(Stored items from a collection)
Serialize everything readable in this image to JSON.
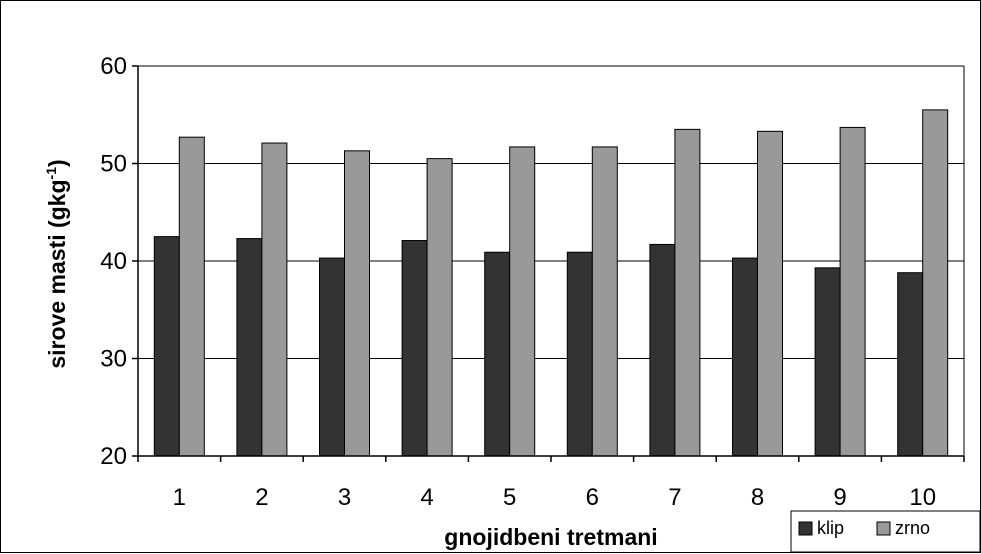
{
  "chart_data": {
    "type": "bar",
    "title": "",
    "xlabel": "gnojidbeni tretmani",
    "ylabel_main": "sirove masti (gkg",
    "ylabel_sup": "-1",
    "ylabel_close": ")",
    "categories": [
      "1",
      "2",
      "3",
      "4",
      "5",
      "6",
      "7",
      "8",
      "9",
      "10"
    ],
    "series": [
      {
        "name": "klip",
        "color": "#333333",
        "values": [
          42.5,
          42.3,
          40.3,
          42.1,
          40.9,
          40.9,
          41.7,
          40.3,
          39.3,
          38.8
        ]
      },
      {
        "name": "zrno",
        "color": "#999999",
        "values": [
          52.7,
          52.1,
          51.3,
          50.5,
          51.7,
          51.7,
          53.5,
          53.3,
          53.7,
          55.5
        ]
      }
    ],
    "ylim": [
      20,
      60
    ],
    "yticks": [
      20,
      30,
      40,
      50,
      60
    ],
    "grid": true,
    "legend_position": "bottom-right"
  }
}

▶ _Instructions for the task_
Output all of the data exactly as it stands, minus any images.

▶ _Result of the exercise_
Serialize everything readable in this image to JSON.
{
  "chart_data": {
    "type": "bar",
    "title": "",
    "xlabel": "gnojidbeni tretmani",
    "ylabel_main": "sirove masti (gkg",
    "ylabel_sup": "-1",
    "ylabel_close": ")",
    "categories": [
      "1",
      "2",
      "3",
      "4",
      "5",
      "6",
      "7",
      "8",
      "9",
      "10"
    ],
    "series": [
      {
        "name": "klip",
        "color": "#333333",
        "values": [
          42.5,
          42.3,
          40.3,
          42.1,
          40.9,
          40.9,
          41.7,
          40.3,
          39.3,
          38.8
        ]
      },
      {
        "name": "zrno",
        "color": "#999999",
        "values": [
          52.7,
          52.1,
          51.3,
          50.5,
          51.7,
          51.7,
          53.5,
          53.3,
          53.7,
          55.5
        ]
      }
    ],
    "ylim": [
      20,
      60
    ],
    "yticks": [
      20,
      30,
      40,
      50,
      60
    ],
    "grid": true,
    "legend_position": "bottom-right"
  }
}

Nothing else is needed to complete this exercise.